### TASK
Extract from the listing each line in which the word "Media" appears.

### LISTED ENTRIES
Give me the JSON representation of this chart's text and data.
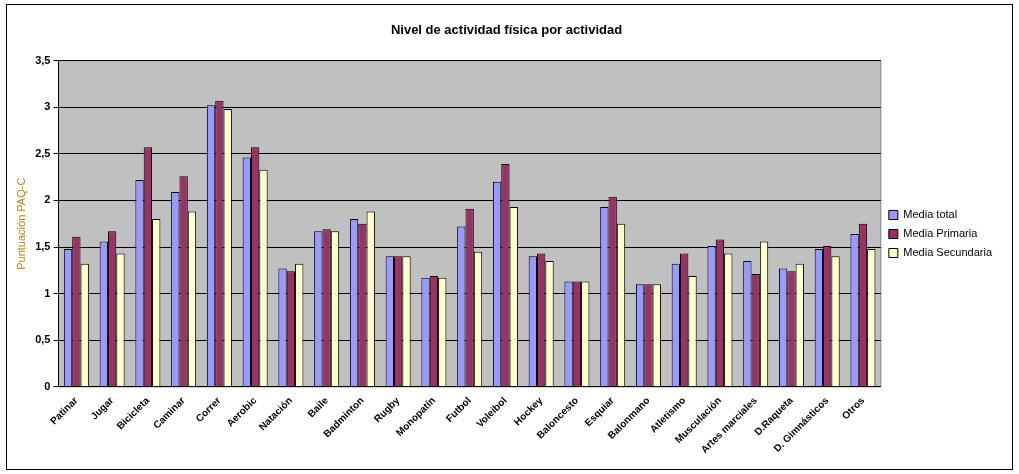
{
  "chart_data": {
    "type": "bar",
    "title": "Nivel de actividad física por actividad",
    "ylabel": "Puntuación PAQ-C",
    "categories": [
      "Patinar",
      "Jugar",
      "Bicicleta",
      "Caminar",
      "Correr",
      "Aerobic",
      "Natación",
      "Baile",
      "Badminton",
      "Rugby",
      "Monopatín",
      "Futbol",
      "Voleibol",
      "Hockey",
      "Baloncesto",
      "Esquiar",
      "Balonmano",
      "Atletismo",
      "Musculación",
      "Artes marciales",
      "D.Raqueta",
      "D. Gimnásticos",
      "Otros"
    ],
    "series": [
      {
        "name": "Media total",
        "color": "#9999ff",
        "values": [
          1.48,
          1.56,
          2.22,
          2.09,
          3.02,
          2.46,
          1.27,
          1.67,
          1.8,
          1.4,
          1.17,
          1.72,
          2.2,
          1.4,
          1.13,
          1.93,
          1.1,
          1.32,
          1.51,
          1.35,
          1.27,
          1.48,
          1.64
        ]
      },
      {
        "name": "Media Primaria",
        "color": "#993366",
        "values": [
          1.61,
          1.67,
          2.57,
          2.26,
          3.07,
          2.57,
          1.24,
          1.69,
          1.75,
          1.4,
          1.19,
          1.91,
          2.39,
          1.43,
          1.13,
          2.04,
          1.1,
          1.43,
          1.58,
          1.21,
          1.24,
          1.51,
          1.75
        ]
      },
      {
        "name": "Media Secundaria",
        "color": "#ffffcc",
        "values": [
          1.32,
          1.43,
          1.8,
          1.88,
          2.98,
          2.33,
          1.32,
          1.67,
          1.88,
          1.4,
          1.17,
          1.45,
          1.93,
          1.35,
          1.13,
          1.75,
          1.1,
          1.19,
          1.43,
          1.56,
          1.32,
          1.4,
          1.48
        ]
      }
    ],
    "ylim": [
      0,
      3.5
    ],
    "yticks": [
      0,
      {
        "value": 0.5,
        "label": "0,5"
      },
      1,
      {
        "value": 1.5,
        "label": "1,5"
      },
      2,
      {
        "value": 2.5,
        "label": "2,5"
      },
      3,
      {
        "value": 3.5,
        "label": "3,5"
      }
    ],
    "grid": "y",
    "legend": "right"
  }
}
--
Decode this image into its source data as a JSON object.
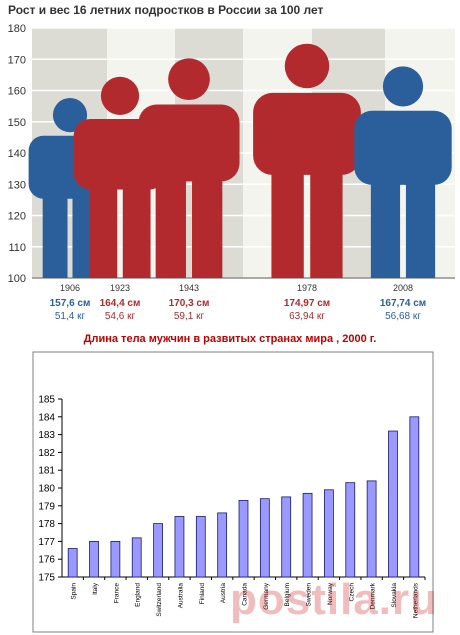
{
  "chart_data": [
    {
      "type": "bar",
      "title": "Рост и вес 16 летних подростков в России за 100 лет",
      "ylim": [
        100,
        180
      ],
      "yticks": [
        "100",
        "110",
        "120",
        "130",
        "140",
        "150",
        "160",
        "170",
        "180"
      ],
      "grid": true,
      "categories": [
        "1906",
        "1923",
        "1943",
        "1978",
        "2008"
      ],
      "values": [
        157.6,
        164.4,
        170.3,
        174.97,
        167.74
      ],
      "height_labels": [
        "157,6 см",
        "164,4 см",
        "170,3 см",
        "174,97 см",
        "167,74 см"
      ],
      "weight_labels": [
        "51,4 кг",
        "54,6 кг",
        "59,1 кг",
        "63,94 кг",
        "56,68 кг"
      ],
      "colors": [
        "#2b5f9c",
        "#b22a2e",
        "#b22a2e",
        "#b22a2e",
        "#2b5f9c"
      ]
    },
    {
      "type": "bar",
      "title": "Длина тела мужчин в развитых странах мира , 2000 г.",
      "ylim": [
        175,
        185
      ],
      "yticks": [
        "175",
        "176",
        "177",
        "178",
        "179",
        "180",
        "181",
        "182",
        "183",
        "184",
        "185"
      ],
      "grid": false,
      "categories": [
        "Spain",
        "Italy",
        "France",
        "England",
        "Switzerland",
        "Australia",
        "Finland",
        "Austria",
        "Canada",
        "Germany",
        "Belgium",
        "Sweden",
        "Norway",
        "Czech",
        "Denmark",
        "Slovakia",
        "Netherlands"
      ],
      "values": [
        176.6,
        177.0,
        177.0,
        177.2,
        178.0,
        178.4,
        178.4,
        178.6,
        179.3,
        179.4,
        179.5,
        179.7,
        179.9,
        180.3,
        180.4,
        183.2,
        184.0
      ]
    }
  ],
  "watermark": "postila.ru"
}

### TASK ANSWER
        "name": "Media total",
        "name": "Media Primaria",
        "name": "Media Secundaria",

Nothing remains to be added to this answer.